Your goal
Repeat each entry as written and leave the images out of the copy.

Information supplied

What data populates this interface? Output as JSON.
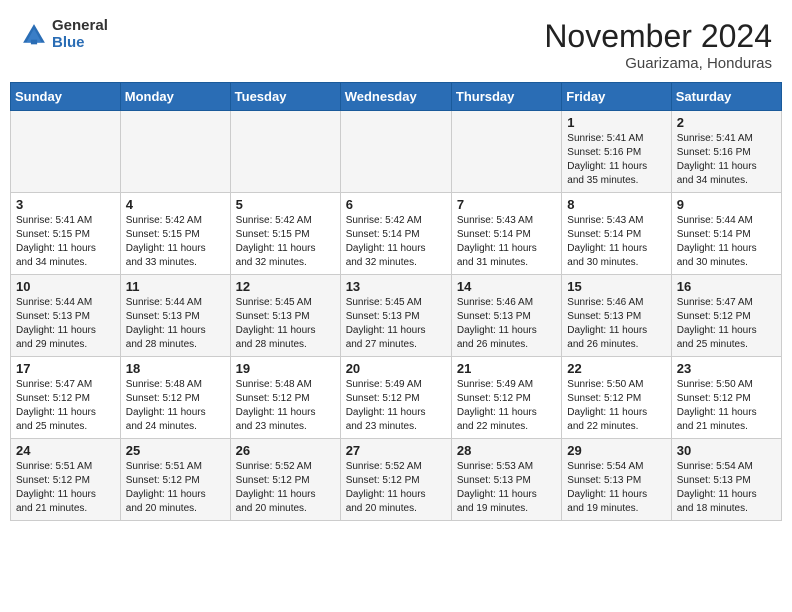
{
  "logo": {
    "general": "General",
    "blue": "Blue"
  },
  "header": {
    "month": "November 2024",
    "location": "Guarizama, Honduras"
  },
  "weekdays": [
    "Sunday",
    "Monday",
    "Tuesday",
    "Wednesday",
    "Thursday",
    "Friday",
    "Saturday"
  ],
  "weeks": [
    [
      {
        "day": "",
        "info": ""
      },
      {
        "day": "",
        "info": ""
      },
      {
        "day": "",
        "info": ""
      },
      {
        "day": "",
        "info": ""
      },
      {
        "day": "",
        "info": ""
      },
      {
        "day": "1",
        "info": "Sunrise: 5:41 AM\nSunset: 5:16 PM\nDaylight: 11 hours\nand 35 minutes."
      },
      {
        "day": "2",
        "info": "Sunrise: 5:41 AM\nSunset: 5:16 PM\nDaylight: 11 hours\nand 34 minutes."
      }
    ],
    [
      {
        "day": "3",
        "info": "Sunrise: 5:41 AM\nSunset: 5:15 PM\nDaylight: 11 hours\nand 34 minutes."
      },
      {
        "day": "4",
        "info": "Sunrise: 5:42 AM\nSunset: 5:15 PM\nDaylight: 11 hours\nand 33 minutes."
      },
      {
        "day": "5",
        "info": "Sunrise: 5:42 AM\nSunset: 5:15 PM\nDaylight: 11 hours\nand 32 minutes."
      },
      {
        "day": "6",
        "info": "Sunrise: 5:42 AM\nSunset: 5:14 PM\nDaylight: 11 hours\nand 32 minutes."
      },
      {
        "day": "7",
        "info": "Sunrise: 5:43 AM\nSunset: 5:14 PM\nDaylight: 11 hours\nand 31 minutes."
      },
      {
        "day": "8",
        "info": "Sunrise: 5:43 AM\nSunset: 5:14 PM\nDaylight: 11 hours\nand 30 minutes."
      },
      {
        "day": "9",
        "info": "Sunrise: 5:44 AM\nSunset: 5:14 PM\nDaylight: 11 hours\nand 30 minutes."
      }
    ],
    [
      {
        "day": "10",
        "info": "Sunrise: 5:44 AM\nSunset: 5:13 PM\nDaylight: 11 hours\nand 29 minutes."
      },
      {
        "day": "11",
        "info": "Sunrise: 5:44 AM\nSunset: 5:13 PM\nDaylight: 11 hours\nand 28 minutes."
      },
      {
        "day": "12",
        "info": "Sunrise: 5:45 AM\nSunset: 5:13 PM\nDaylight: 11 hours\nand 28 minutes."
      },
      {
        "day": "13",
        "info": "Sunrise: 5:45 AM\nSunset: 5:13 PM\nDaylight: 11 hours\nand 27 minutes."
      },
      {
        "day": "14",
        "info": "Sunrise: 5:46 AM\nSunset: 5:13 PM\nDaylight: 11 hours\nand 26 minutes."
      },
      {
        "day": "15",
        "info": "Sunrise: 5:46 AM\nSunset: 5:13 PM\nDaylight: 11 hours\nand 26 minutes."
      },
      {
        "day": "16",
        "info": "Sunrise: 5:47 AM\nSunset: 5:12 PM\nDaylight: 11 hours\nand 25 minutes."
      }
    ],
    [
      {
        "day": "17",
        "info": "Sunrise: 5:47 AM\nSunset: 5:12 PM\nDaylight: 11 hours\nand 25 minutes."
      },
      {
        "day": "18",
        "info": "Sunrise: 5:48 AM\nSunset: 5:12 PM\nDaylight: 11 hours\nand 24 minutes."
      },
      {
        "day": "19",
        "info": "Sunrise: 5:48 AM\nSunset: 5:12 PM\nDaylight: 11 hours\nand 23 minutes."
      },
      {
        "day": "20",
        "info": "Sunrise: 5:49 AM\nSunset: 5:12 PM\nDaylight: 11 hours\nand 23 minutes."
      },
      {
        "day": "21",
        "info": "Sunrise: 5:49 AM\nSunset: 5:12 PM\nDaylight: 11 hours\nand 22 minutes."
      },
      {
        "day": "22",
        "info": "Sunrise: 5:50 AM\nSunset: 5:12 PM\nDaylight: 11 hours\nand 22 minutes."
      },
      {
        "day": "23",
        "info": "Sunrise: 5:50 AM\nSunset: 5:12 PM\nDaylight: 11 hours\nand 21 minutes."
      }
    ],
    [
      {
        "day": "24",
        "info": "Sunrise: 5:51 AM\nSunset: 5:12 PM\nDaylight: 11 hours\nand 21 minutes."
      },
      {
        "day": "25",
        "info": "Sunrise: 5:51 AM\nSunset: 5:12 PM\nDaylight: 11 hours\nand 20 minutes."
      },
      {
        "day": "26",
        "info": "Sunrise: 5:52 AM\nSunset: 5:12 PM\nDaylight: 11 hours\nand 20 minutes."
      },
      {
        "day": "27",
        "info": "Sunrise: 5:52 AM\nSunset: 5:12 PM\nDaylight: 11 hours\nand 20 minutes."
      },
      {
        "day": "28",
        "info": "Sunrise: 5:53 AM\nSunset: 5:13 PM\nDaylight: 11 hours\nand 19 minutes."
      },
      {
        "day": "29",
        "info": "Sunrise: 5:54 AM\nSunset: 5:13 PM\nDaylight: 11 hours\nand 19 minutes."
      },
      {
        "day": "30",
        "info": "Sunrise: 5:54 AM\nSunset: 5:13 PM\nDaylight: 11 hours\nand 18 minutes."
      }
    ]
  ]
}
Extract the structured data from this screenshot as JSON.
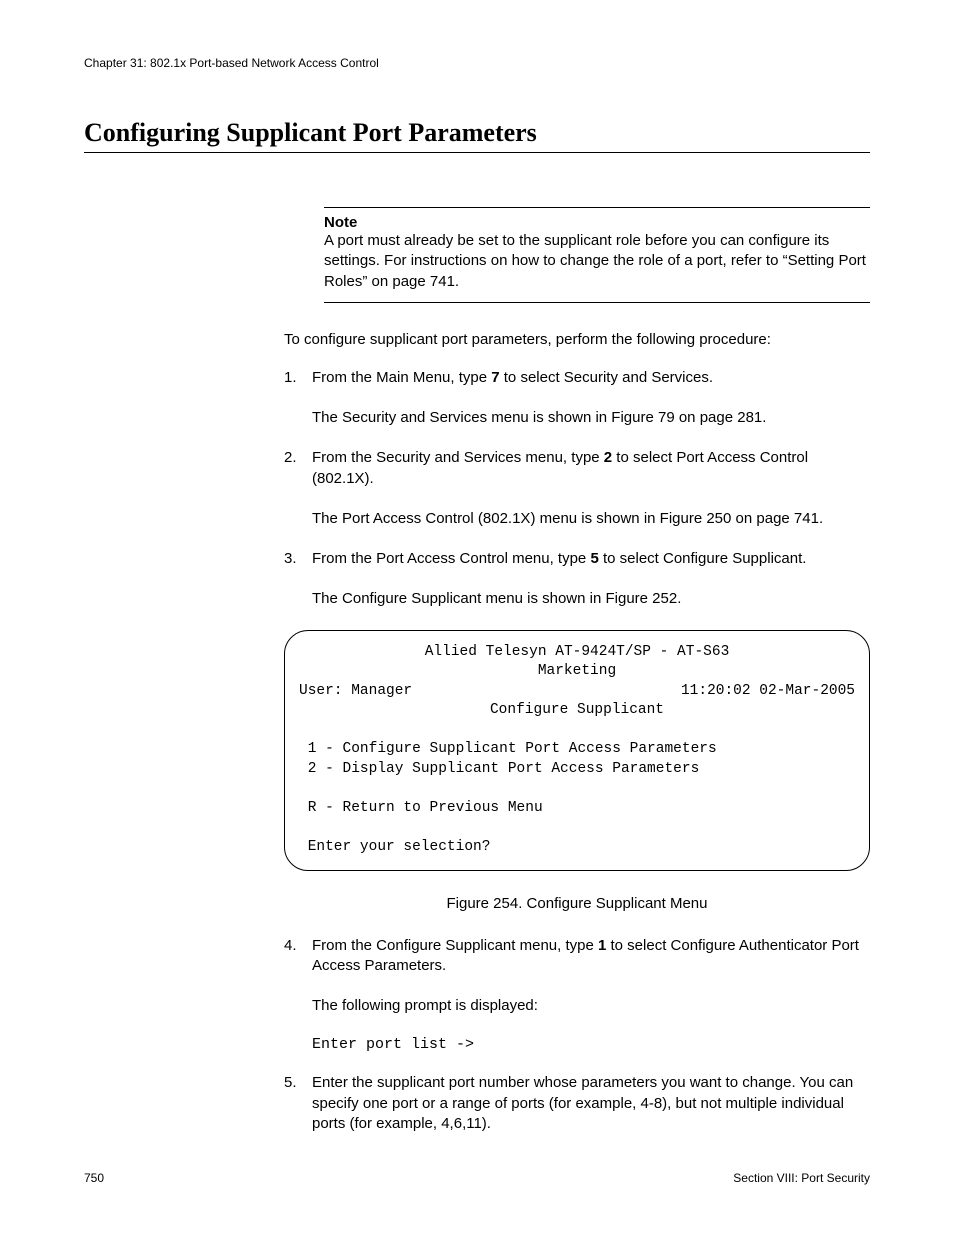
{
  "chapter_header": "Chapter 31: 802.1x Port-based Network Access Control",
  "section_title": "Configuring Supplicant Port Parameters",
  "note": {
    "label": "Note",
    "text": "A port must already be set to the supplicant role before you can configure its settings. For instructions on how to change the role of a port, refer to “Setting Port Roles” on page 741."
  },
  "intro": "To configure supplicant port parameters, perform the following procedure:",
  "steps": {
    "s1": {
      "num": "1.",
      "text_a": "From the Main Menu, type ",
      "bold": "7",
      "text_b": " to select Security and Services.",
      "result": "The Security and Services menu is shown in Figure 79 on page 281."
    },
    "s2": {
      "num": "2.",
      "text_a": "From the Security and Services menu, type ",
      "bold": "2",
      "text_b": " to select Port Access Control (802.1X).",
      "result": "The Port Access Control (802.1X) menu is shown in Figure 250 on page 741."
    },
    "s3": {
      "num": "3.",
      "text_a": "From the Port Access Control menu, type ",
      "bold": "5",
      "text_b": " to select Configure Supplicant.",
      "result": "The Configure Supplicant menu is shown in Figure 252."
    },
    "s4": {
      "num": "4.",
      "text_a": "From the Configure Supplicant menu, type ",
      "bold": "1",
      "text_b": " to select Configure Authenticator Port Access Parameters.",
      "result": "The following prompt is displayed:",
      "prompt": "Enter port list ->"
    },
    "s5": {
      "num": "5.",
      "text": "Enter the supplicant port number whose parameters you want to change. You can specify one port or a range of ports (for example, 4-8), but not multiple individual ports (for example, 4,6,11)."
    }
  },
  "terminal": {
    "line1": "Allied Telesyn AT-9424T/SP - AT-S63",
    "line2": "Marketing",
    "user_label": "User: Manager",
    "timestamp": "11:20:02 02-Mar-2005",
    "menu_title": "Configure Supplicant",
    "opt1": " 1 - Configure Supplicant Port Access Parameters",
    "opt2": " 2 - Display Supplicant Port Access Parameters",
    "optR": " R - Return to Previous Menu",
    "prompt": " Enter your selection?"
  },
  "figure_caption": "Figure 254. Configure Supplicant Menu",
  "footer": {
    "page_num": "750",
    "section": "Section VIII: Port Security"
  }
}
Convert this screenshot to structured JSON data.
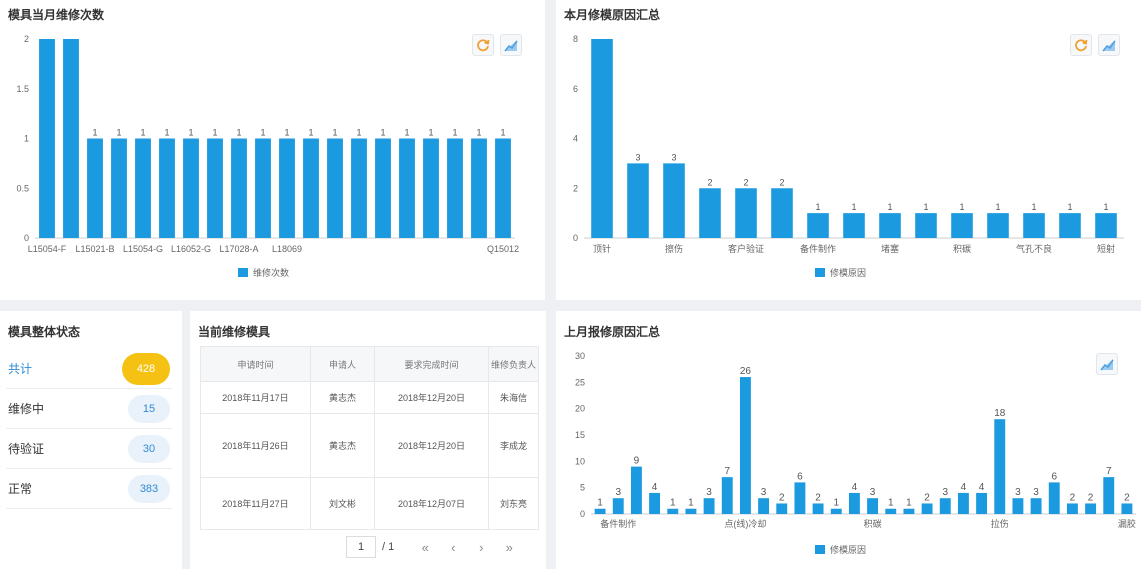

Output
What data populates this interface? Output as JSON.
{
  "logo": {
    "general": "General",
    "blue": "Blue"
  },
  "header": {
    "month": "November 2024",
    "location": "Guarizama, Honduras"
  },
  "weekdays": [
    "Sunday",
    "Monday",
    "Tuesday",
    "Wednesday",
    "Thursday",
    "Friday",
    "Saturday"
  ],
  "weeks": [
    [
      {
        "day": "",
        "info": ""
      },
      {
        "day": "",
        "info": ""
      },
      {
        "day": "",
        "info": ""
      },
      {
        "day": "",
        "info": ""
      },
      {
        "day": "",
        "info": ""
      },
      {
        "day": "1",
        "info": "Sunrise: 5:41 AM\nSunset: 5:16 PM\nDaylight: 11 hours\nand 35 minutes."
      },
      {
        "day": "2",
        "info": "Sunrise: 5:41 AM\nSunset: 5:16 PM\nDaylight: 11 hours\nand 34 minutes."
      }
    ],
    [
      {
        "day": "3",
        "info": "Sunrise: 5:41 AM\nSunset: 5:15 PM\nDaylight: 11 hours\nand 34 minutes."
      },
      {
        "day": "4",
        "info": "Sunrise: 5:42 AM\nSunset: 5:15 PM\nDaylight: 11 hours\nand 33 minutes."
      },
      {
        "day": "5",
        "info": "Sunrise: 5:42 AM\nSunset: 5:15 PM\nDaylight: 11 hours\nand 32 minutes."
      },
      {
        "day": "6",
        "info": "Sunrise: 5:42 AM\nSunset: 5:14 PM\nDaylight: 11 hours\nand 32 minutes."
      },
      {
        "day": "7",
        "info": "Sunrise: 5:43 AM\nSunset: 5:14 PM\nDaylight: 11 hours\nand 31 minutes."
      },
      {
        "day": "8",
        "info": "Sunrise: 5:43 AM\nSunset: 5:14 PM\nDaylight: 11 hours\nand 30 minutes."
      },
      {
        "day": "9",
        "info": "Sunrise: 5:44 AM\nSunset: 5:14 PM\nDaylight: 11 hours\nand 30 minutes."
      }
    ],
    [
      {
        "day": "10",
        "info": "Sunrise: 5:44 AM\nSunset: 5:13 PM\nDaylight: 11 hours\nand 29 minutes."
      },
      {
        "day": "11",
        "info": "Sunrise: 5:44 AM\nSunset: 5:13 PM\nDaylight: 11 hours\nand 28 minutes."
      },
      {
        "day": "12",
        "info": "Sunrise: 5:45 AM\nSunset: 5:13 PM\nDaylight: 11 hours\nand 28 minutes."
      },
      {
        "day": "13",
        "info": "Sunrise: 5:45 AM\nSunset: 5:13 PM\nDaylight: 11 hours\nand 27 minutes."
      },
      {
        "day": "14",
        "info": "Sunrise: 5:46 AM\nSunset: 5:13 PM\nDaylight: 11 hours\nand 26 minutes."
      },
      {
        "day": "15",
        "info": "Sunrise: 5:46 AM\nSunset: 5:13 PM\nDaylight: 11 hours\nand 26 minutes."
      },
      {
        "day": "16",
        "info": "Sunrise: 5:47 AM\nSunset: 5:12 PM\nDaylight: 11 hours\nand 25 minutes."
      }
    ],
    [
      {
        "day": "17",
        "info": "Sunrise: 5:47 AM\nSunset: 5:12 PM\nDaylight: 11 hours\nand 25 minutes."
      },
      {
        "day": "18",
        "info": "Sunrise: 5:48 AM\nSunset: 5:12 PM\nDaylight: 11 hours\nand 24 minutes."
      },
      {
        "day": "19",
        "info": "Sunrise: 5:48 AM\nSunset: 5:12 PM\nDaylight: 11 hours\nand 23 minutes."
      },
      {
        "day": "20",
        "info": "Sunrise: 5:49 AM\nSunset: 5:12 PM\nDaylight: 11 hours\nand 23 minutes."
      },
      {
        "day": "21",
        "info": "Sunrise: 5:49 AM\nSunset: 5:12 PM\nDaylight: 11 hours\nand 22 minutes."
      },
      {
        "day": "22",
        "info": "Sunrise: 5:50 AM\nSunset: 5:12 PM\nDaylight: 11 hours\nand 22 minutes."
      },
      {
        "day": "23",
        "info": "Sunrise: 5:50 AM\nSunset: 5:12 PM\nDaylight: 11 hours\nand 21 minutes."
      }
    ],
    [
      {
        "day": "24",
        "info": "Sunrise: 5:51 AM\nSunset: 5:12 PM\nDaylight: 11 hours\nand 21 minutes."
      },
      {
        "day": "25",
        "info": "Sunrise: 5:51 AM\nSunset: 5:12 PM\nDaylight: 11 hours\nand 20 minutes."
      },
      {
        "day": "26",
        "info": "Sunrise: 5:52 AM\nSunset: 5:12 PM\nDaylight: 11 hours\nand 20 minutes."
      },
      {
        "day": "27",
        "info": "Sunrise: 5:52 AM\nSunset: 5:12 PM\nDaylight: 11 hours\nand 20 minutes."
      },
      {
        "day": "28",
        "info": "Sunrise: 5:53 AM\nSunset: 5:13 PM\nDaylight: 11 hours\nand 19 minutes."
      },
      {
        "day": "29",
        "info": "Sunrise: 5:54 AM\nSunset: 5:13 PM\nDaylight: 11 hours\nand 19 minutes."
      },
      {
        "day": "30",
        "info": "Sunrise: 5:54 AM\nSunset: 5:13 PM\nDaylight: 11 hours\nand 18 minutes."
      }
    ]
  ]
}
Extract the structured data from this screenshot as JSON.
{
  "chapter_header": "Chapter 31: 802.1x Port-based Network Access Control",
  "section_title": "Configuring Supplicant Port Parameters",
  "note": {
    "label": "Note",
    "text": "A port must already be set to the supplicant role before you can configure its settings. For instructions on how to change the role of a port, refer to “Setting Port Roles” on page 741."
  },
  "intro": "To configure supplicant port parameters, perform the following procedure:",
  "steps": {
    "s1": {
      "num": "1.",
      "text_a": "From the Main Menu, type ",
      "bold": "7",
      "text_b": " to select Security and Services.",
      "result": "The Security and Services menu is shown in Figure 79 on page 281."
    },
    "s2": {
      "num": "2.",
      "text_a": "From the Security and Services menu, type ",
      "bold": "2",
      "text_b": " to select Port Access Control (802.1X).",
      "result": "The Port Access Control (802.1X) menu is shown in Figure 250 on page 741."
    },
    "s3": {
      "num": "3.",
      "text_a": "From the Port Access Control menu, type ",
      "bold": "5",
      "text_b": " to select Configure Supplicant.",
      "result": "The Configure Supplicant menu is shown in Figure 252."
    },
    "s4": {
      "num": "4.",
      "text_a": "From the Configure Supplicant menu, type ",
      "bold": "1",
      "text_b": " to select Configure Authenticator Port Access Parameters.",
      "result": "The following prompt is displayed:",
      "prompt": "Enter port list ->"
    },
    "s5": {
      "num": "5.",
      "text": "Enter the supplicant port number whose parameters you want to change. You can specify one port or a range of ports (for example, 4-8), but not multiple individual ports (for example, 4,6,11)."
    }
  },
  "terminal": {
    "line1": "Allied Telesyn AT-9424T/SP - AT-S63",
    "line2": "Marketing",
    "user_label": "User: Manager",
    "timestamp": "11:20:02 02-Mar-2005",
    "menu_title": "Configure Supplicant",
    "opt1": " 1 - Configure Supplicant Port Access Parameters",
    "opt2": " 2 - Display Supplicant Port Access Parameters",
    "optR": " R - Return to Previous Menu",
    "prompt": " Enter your selection?"
  },
  "figure_caption": "Figure 254. Configure Supplicant Menu",
  "footer": {
    "page_num": "750",
    "section": "Section VIII: Port Security"
  }
}
Convert this screenshot to structured JSON data.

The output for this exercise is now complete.